Stated goal. Word for word, transcribe the lines below and drop the pictures.

┌─ Available records

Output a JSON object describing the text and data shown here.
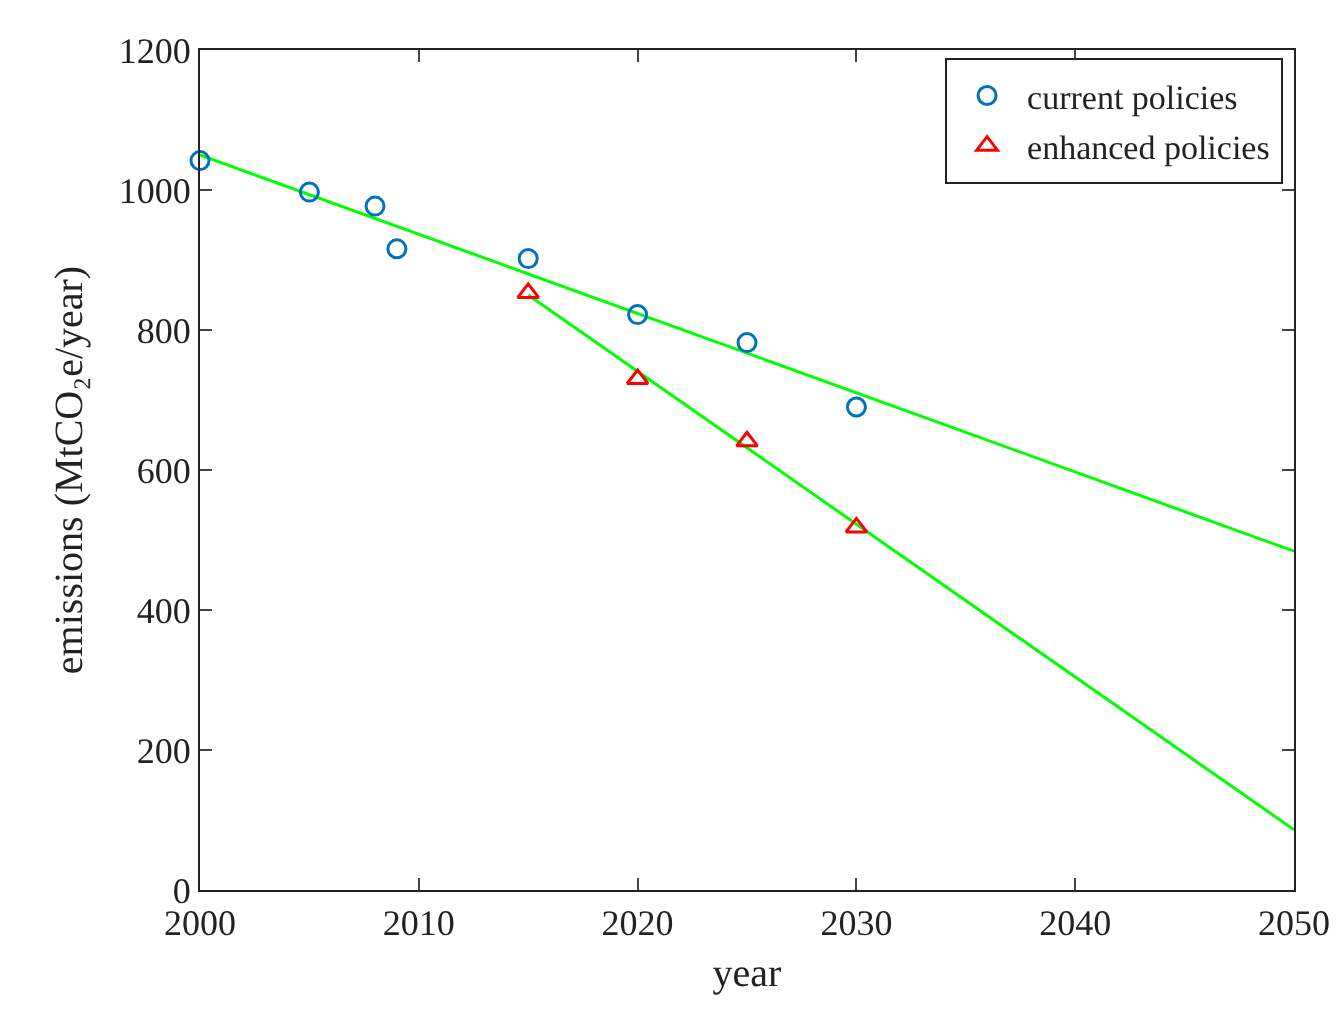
{
  "chart_data": {
    "type": "scatter",
    "xlabel": "year",
    "ylabel": "emissions (MtCO₂e/year)",
    "xlim": [
      2000,
      2050
    ],
    "xticks": [
      2000,
      2010,
      2020,
      2030,
      2040,
      2050
    ],
    "ylim": [
      0,
      1200
    ],
    "yticks": [
      0,
      200,
      400,
      600,
      800,
      1000,
      1200
    ],
    "grid": false,
    "legend": "top right",
    "series": [
      {
        "name": "current policies",
        "marker": "circle",
        "color": "#0072bd",
        "x": [
          2000,
          2005,
          2008,
          2009,
          2015,
          2020,
          2025,
          2030
        ],
        "values": [
          1042,
          997,
          977,
          916,
          902,
          822,
          782,
          690
        ]
      },
      {
        "name": "enhanced policies",
        "marker": "triangle",
        "color": "#ff0000",
        "x": [
          2015,
          2020,
          2025,
          2030
        ],
        "values": [
          853,
          730,
          641,
          518
        ]
      },
      {
        "type": "line",
        "marker": "none",
        "line_style": "solid",
        "color": "#00ff00",
        "x": [
          2000,
          2050
        ],
        "values": [
          1050,
          484
        ]
      },
      {
        "type": "line",
        "marker": "none",
        "line_style": "solid",
        "color": "#00ff00",
        "x": [
          2015,
          2050
        ],
        "values": [
          850,
          86
        ]
      }
    ]
  }
}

└─

Correct result.
Output a JSON object describing the text and data shown here.
{
  "chart_data": {
    "type": "scatter",
    "xlabel": "year",
    "ylabel": "emissions (MtCO₂e/year)",
    "xlim": [
      2000,
      2050
    ],
    "xticks": [
      2000,
      2010,
      2020,
      2030,
      2040,
      2050
    ],
    "ylim": [
      0,
      1200
    ],
    "yticks": [
      0,
      200,
      400,
      600,
      800,
      1000,
      1200
    ],
    "grid": false,
    "legend": "top right",
    "series": [
      {
        "name": "current policies",
        "marker": "circle",
        "color": "#0072bd",
        "x": [
          2000,
          2005,
          2008,
          2009,
          2015,
          2020,
          2025,
          2030
        ],
        "values": [
          1042,
          997,
          977,
          916,
          902,
          822,
          782,
          690
        ]
      },
      {
        "name": "enhanced policies",
        "marker": "triangle",
        "color": "#ff0000",
        "x": [
          2015,
          2020,
          2025,
          2030
        ],
        "values": [
          853,
          730,
          641,
          518
        ]
      },
      {
        "type": "line",
        "marker": "none",
        "line_style": "solid",
        "color": "#00ff00",
        "x": [
          2000,
          2050
        ],
        "values": [
          1050,
          484
        ]
      },
      {
        "type": "line",
        "marker": "none",
        "line_style": "solid",
        "color": "#00ff00",
        "x": [
          2015,
          2050
        ],
        "values": [
          850,
          86
        ]
      }
    ]
  }
}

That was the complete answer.